[Stored items from a collection]
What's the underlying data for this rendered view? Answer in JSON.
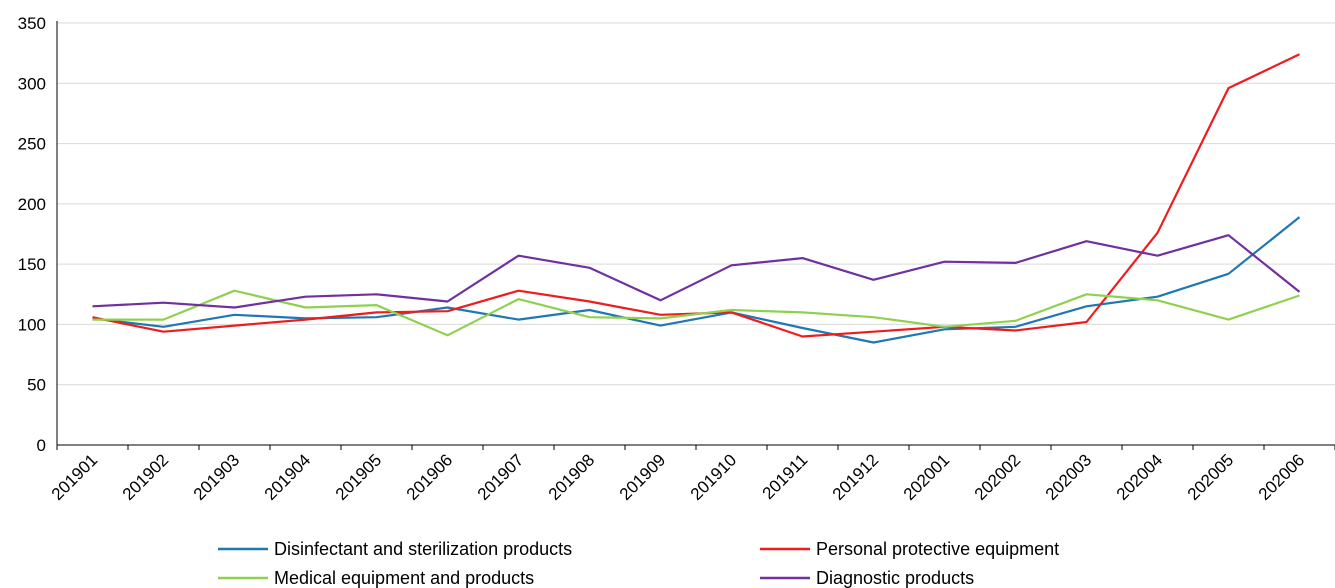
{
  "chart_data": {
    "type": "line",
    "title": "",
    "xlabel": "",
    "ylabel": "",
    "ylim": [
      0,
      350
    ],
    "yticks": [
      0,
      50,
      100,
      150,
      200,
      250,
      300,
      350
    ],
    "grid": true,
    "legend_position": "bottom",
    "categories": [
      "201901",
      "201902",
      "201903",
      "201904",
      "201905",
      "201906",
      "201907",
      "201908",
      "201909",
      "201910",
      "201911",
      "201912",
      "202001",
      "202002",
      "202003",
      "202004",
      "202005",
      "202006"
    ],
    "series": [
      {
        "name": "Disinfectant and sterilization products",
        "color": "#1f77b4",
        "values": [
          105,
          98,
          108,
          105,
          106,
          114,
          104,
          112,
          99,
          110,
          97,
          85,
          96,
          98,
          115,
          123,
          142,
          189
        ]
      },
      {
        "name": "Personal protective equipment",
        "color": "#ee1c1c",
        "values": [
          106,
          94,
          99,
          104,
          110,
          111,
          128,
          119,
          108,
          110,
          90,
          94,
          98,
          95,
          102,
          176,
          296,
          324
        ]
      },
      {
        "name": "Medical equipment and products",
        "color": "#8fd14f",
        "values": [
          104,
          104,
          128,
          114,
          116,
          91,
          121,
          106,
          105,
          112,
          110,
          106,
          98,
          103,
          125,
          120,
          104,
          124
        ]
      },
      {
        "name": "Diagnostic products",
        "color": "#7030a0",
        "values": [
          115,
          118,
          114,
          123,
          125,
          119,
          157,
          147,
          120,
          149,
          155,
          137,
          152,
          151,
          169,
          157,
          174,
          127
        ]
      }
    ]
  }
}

▸ What the task asks: Transcribe the records above verbatim. Do not carry over any picture.

▸ Reply:
What's the underlying data for this rendered view? Answer in JSON.
{
  "chart_data": {
    "type": "line",
    "title": "",
    "xlabel": "",
    "ylabel": "",
    "ylim": [
      0,
      350
    ],
    "yticks": [
      0,
      50,
      100,
      150,
      200,
      250,
      300,
      350
    ],
    "grid": true,
    "legend_position": "bottom",
    "categories": [
      "201901",
      "201902",
      "201903",
      "201904",
      "201905",
      "201906",
      "201907",
      "201908",
      "201909",
      "201910",
      "201911",
      "201912",
      "202001",
      "202002",
      "202003",
      "202004",
      "202005",
      "202006"
    ],
    "series": [
      {
        "name": "Disinfectant and sterilization products",
        "color": "#1f77b4",
        "values": [
          105,
          98,
          108,
          105,
          106,
          114,
          104,
          112,
          99,
          110,
          97,
          85,
          96,
          98,
          115,
          123,
          142,
          189
        ]
      },
      {
        "name": "Personal protective equipment",
        "color": "#ee1c1c",
        "values": [
          106,
          94,
          99,
          104,
          110,
          111,
          128,
          119,
          108,
          110,
          90,
          94,
          98,
          95,
          102,
          176,
          296,
          324
        ]
      },
      {
        "name": "Medical equipment and products",
        "color": "#8fd14f",
        "values": [
          104,
          104,
          128,
          114,
          116,
          91,
          121,
          106,
          105,
          112,
          110,
          106,
          98,
          103,
          125,
          120,
          104,
          124
        ]
      },
      {
        "name": "Diagnostic products",
        "color": "#7030a0",
        "values": [
          115,
          118,
          114,
          123,
          125,
          119,
          157,
          147,
          120,
          149,
          155,
          137,
          152,
          151,
          169,
          157,
          174,
          127
        ]
      }
    ]
  }
}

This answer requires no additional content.